_DESCRIPTION OF THE TASK_. Reproduce all of the data that follows, character for character.

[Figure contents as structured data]
◇ ◇ ◇ ◇ ◇ ◇ ◇

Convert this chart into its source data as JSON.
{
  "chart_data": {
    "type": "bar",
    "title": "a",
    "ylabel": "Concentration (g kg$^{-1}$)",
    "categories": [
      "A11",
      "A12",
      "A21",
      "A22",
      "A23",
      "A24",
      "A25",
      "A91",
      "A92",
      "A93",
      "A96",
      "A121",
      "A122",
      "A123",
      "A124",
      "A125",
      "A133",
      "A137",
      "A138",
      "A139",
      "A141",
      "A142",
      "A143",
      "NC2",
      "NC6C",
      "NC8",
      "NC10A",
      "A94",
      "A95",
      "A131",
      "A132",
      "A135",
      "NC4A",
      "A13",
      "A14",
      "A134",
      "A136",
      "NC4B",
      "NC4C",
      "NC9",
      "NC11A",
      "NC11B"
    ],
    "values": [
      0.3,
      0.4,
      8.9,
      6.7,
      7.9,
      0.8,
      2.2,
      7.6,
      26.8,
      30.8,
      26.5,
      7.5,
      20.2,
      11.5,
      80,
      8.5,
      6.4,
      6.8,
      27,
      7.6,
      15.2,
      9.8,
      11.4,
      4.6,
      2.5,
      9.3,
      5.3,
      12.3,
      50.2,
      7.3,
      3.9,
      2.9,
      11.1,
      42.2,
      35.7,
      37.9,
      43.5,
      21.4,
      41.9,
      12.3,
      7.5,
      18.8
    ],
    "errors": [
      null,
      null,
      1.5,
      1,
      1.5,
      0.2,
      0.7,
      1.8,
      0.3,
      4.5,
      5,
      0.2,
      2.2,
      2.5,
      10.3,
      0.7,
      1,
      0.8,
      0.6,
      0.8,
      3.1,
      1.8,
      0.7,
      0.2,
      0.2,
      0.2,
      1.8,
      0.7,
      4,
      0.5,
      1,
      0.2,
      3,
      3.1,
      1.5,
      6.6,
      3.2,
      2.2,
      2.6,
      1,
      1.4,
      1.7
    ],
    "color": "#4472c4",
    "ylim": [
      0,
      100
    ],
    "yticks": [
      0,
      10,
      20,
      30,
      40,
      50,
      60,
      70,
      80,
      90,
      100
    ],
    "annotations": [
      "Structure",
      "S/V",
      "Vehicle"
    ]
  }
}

◇ ◇ ◇ ◇ ◇ ◇ ◇

_WORKED SOLUTION_.
Convert this chart into its source data as JSON.
{
  "chart_data": {
    "type": "bar",
    "title": "a",
    "ylabel": "Concentration (g kg$^{-1}$)",
    "categories": [
      "A11",
      "A12",
      "A21",
      "A22",
      "A23",
      "A24",
      "A25",
      "A91",
      "A92",
      "A93",
      "A96",
      "A121",
      "A122",
      "A123",
      "A124",
      "A125",
      "A133",
      "A137",
      "A138",
      "A139",
      "A141",
      "A142",
      "A143",
      "NC2",
      "NC6C",
      "NC8",
      "NC10A",
      "A94",
      "A95",
      "A131",
      "A132",
      "A135",
      "NC4A",
      "A13",
      "A14",
      "A134",
      "A136",
      "NC4B",
      "NC4C",
      "NC9",
      "NC11A",
      "NC11B"
    ],
    "values": [
      0.3,
      0.4,
      8.9,
      6.7,
      7.9,
      0.8,
      2.2,
      7.6,
      26.8,
      30.8,
      26.5,
      7.5,
      20.2,
      11.5,
      80,
      8.5,
      6.4,
      6.8,
      27,
      7.6,
      15.2,
      9.8,
      11.4,
      4.6,
      2.5,
      9.3,
      5.3,
      12.3,
      50.2,
      7.3,
      3.9,
      2.9,
      11.1,
      42.2,
      35.7,
      37.9,
      43.5,
      21.4,
      41.9,
      12.3,
      7.5,
      18.8
    ],
    "errors": [
      null,
      null,
      1.5,
      1,
      1.5,
      0.2,
      0.7,
      1.8,
      0.3,
      4.5,
      5,
      0.2,
      2.2,
      2.5,
      10.3,
      0.7,
      1,
      0.8,
      0.6,
      0.8,
      3.1,
      1.8,
      0.7,
      0.2,
      0.2,
      0.2,
      1.8,
      0.7,
      4,
      0.5,
      1,
      0.2,
      3,
      3.1,
      1.5,
      6.6,
      3.2,
      2.2,
      2.6,
      1,
      1.4,
      1.7
    ],
    "color": "#4472c4",
    "ylim": [
      0,
      100
    ],
    "yticks": [
      0,
      10,
      20,
      30,
      40,
      50,
      60,
      70,
      80,
      90,
      100
    ],
    "annotations": [
      "Structure",
      "S/V",
      "Vehicle"
    ]
  }
}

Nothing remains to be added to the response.